- _AIM OF THE EXERCISE_: Give, as a bare number, the count of lines that contain the word "upper".

- _MATERIAL PROVIDED_:
____________________
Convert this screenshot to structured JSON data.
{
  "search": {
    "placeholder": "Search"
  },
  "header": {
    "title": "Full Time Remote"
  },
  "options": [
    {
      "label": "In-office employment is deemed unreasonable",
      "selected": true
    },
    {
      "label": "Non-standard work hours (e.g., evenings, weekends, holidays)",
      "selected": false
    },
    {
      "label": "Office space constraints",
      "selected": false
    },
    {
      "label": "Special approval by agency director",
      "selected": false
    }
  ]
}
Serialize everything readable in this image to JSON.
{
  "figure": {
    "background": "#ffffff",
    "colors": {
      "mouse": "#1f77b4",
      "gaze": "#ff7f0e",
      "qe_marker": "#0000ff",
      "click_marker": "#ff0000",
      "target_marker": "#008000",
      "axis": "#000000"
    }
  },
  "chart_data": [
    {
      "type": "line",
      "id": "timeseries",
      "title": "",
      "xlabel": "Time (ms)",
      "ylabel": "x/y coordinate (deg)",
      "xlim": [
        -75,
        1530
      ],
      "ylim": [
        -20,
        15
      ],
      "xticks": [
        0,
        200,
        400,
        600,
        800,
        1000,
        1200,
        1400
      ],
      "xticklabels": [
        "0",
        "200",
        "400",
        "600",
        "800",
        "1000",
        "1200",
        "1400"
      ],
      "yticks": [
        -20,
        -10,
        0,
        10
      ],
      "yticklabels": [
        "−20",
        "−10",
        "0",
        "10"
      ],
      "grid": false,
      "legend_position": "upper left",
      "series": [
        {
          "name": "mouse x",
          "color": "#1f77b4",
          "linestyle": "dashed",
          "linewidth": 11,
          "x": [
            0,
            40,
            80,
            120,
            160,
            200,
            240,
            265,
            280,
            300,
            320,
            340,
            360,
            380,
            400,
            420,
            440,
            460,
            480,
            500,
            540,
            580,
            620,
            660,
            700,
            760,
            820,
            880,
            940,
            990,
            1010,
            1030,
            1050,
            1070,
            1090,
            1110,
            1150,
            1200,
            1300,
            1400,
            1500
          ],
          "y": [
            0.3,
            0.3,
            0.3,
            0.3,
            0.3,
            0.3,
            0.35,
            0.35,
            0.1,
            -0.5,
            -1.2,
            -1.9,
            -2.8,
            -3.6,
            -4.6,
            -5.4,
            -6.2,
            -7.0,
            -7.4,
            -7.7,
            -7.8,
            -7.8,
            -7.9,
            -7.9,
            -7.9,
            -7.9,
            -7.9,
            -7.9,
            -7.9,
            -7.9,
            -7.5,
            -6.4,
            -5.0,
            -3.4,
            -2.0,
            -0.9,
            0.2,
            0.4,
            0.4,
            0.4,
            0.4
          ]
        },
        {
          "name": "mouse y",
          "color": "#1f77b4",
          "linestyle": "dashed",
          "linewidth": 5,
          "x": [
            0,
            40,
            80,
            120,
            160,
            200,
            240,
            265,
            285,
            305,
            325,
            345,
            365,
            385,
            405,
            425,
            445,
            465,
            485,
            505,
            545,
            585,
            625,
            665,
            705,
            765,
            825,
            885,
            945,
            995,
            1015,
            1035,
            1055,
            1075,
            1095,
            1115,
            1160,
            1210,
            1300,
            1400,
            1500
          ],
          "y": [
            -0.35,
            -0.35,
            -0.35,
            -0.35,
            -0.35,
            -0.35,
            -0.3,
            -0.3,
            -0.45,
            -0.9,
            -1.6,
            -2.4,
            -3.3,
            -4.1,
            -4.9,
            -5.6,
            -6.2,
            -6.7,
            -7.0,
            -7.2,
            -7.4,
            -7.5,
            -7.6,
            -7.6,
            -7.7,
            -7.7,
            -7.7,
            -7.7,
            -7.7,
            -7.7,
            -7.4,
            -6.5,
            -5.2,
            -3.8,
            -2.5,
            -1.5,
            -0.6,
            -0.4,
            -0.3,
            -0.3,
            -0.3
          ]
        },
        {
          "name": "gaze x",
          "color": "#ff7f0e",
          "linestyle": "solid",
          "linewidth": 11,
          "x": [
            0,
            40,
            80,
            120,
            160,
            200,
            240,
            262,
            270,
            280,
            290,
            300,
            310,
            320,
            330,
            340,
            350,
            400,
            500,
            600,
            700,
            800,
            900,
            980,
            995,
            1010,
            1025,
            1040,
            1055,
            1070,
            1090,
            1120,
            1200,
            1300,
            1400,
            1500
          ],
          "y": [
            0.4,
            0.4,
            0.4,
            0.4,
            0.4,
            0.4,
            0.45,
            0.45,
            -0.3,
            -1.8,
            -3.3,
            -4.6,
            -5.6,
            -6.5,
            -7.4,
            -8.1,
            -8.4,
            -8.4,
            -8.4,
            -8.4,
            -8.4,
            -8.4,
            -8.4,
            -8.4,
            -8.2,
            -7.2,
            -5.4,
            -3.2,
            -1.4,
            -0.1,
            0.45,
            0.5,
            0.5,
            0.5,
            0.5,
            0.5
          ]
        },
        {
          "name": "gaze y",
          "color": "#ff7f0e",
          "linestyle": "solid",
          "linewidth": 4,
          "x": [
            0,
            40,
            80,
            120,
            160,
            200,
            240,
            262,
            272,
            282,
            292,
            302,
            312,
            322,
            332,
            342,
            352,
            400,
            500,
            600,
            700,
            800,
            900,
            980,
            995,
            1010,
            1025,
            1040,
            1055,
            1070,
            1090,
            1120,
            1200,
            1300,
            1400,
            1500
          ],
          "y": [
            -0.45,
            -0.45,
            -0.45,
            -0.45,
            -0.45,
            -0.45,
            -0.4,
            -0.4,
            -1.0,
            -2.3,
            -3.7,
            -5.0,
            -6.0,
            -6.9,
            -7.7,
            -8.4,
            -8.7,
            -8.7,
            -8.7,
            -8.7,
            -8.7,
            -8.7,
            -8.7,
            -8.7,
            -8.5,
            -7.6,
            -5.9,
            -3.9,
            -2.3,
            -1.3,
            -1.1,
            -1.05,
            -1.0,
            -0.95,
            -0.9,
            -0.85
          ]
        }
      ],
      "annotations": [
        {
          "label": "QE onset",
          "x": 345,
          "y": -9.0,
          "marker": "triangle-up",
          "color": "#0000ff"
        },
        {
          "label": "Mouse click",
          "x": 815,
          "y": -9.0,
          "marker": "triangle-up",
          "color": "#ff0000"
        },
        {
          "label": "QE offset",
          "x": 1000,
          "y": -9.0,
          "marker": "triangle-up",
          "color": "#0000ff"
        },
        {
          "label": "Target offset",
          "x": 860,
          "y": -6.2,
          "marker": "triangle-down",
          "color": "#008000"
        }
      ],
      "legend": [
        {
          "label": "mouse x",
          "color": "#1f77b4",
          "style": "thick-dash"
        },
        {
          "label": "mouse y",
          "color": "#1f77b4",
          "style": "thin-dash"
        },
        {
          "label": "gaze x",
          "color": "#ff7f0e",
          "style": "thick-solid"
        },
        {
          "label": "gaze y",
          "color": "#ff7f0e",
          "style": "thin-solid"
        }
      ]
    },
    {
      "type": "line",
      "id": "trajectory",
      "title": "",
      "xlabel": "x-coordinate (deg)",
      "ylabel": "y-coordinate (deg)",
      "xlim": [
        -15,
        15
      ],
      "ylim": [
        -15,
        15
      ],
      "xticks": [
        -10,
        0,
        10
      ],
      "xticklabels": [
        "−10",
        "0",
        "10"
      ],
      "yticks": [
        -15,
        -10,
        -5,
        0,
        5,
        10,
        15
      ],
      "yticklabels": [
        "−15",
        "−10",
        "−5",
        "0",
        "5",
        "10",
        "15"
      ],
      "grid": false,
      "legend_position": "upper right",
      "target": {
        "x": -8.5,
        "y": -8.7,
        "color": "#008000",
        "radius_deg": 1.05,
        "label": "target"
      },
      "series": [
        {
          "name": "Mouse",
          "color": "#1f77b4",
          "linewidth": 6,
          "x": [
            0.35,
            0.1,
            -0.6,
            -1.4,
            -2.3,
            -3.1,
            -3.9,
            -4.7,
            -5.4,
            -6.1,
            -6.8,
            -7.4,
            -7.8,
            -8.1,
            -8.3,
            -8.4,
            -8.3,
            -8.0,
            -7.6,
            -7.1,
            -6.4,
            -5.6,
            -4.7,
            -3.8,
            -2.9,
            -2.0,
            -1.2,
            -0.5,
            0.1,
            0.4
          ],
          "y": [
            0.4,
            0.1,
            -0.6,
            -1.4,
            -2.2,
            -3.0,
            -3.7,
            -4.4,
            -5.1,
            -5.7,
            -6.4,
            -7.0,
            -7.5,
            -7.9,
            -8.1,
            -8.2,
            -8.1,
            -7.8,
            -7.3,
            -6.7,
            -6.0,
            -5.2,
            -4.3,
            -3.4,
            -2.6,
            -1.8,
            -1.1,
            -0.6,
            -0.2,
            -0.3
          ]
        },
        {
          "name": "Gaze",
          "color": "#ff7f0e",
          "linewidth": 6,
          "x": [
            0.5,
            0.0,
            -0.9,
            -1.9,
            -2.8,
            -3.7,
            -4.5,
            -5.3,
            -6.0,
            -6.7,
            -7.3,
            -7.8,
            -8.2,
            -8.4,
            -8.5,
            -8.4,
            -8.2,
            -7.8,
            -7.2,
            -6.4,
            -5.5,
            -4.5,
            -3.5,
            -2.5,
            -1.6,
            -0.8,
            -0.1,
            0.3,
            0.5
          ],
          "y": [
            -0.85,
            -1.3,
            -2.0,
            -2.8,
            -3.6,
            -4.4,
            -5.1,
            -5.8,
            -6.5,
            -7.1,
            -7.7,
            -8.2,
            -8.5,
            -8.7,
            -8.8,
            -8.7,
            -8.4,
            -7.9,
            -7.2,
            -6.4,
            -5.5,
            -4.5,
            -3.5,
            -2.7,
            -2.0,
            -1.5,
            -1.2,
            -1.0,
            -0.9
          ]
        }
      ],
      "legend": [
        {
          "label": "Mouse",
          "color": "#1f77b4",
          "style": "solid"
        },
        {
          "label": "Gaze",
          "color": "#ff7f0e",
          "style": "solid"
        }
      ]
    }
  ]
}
____________________
- _OUTPUT OF THE EXERCISE_: 2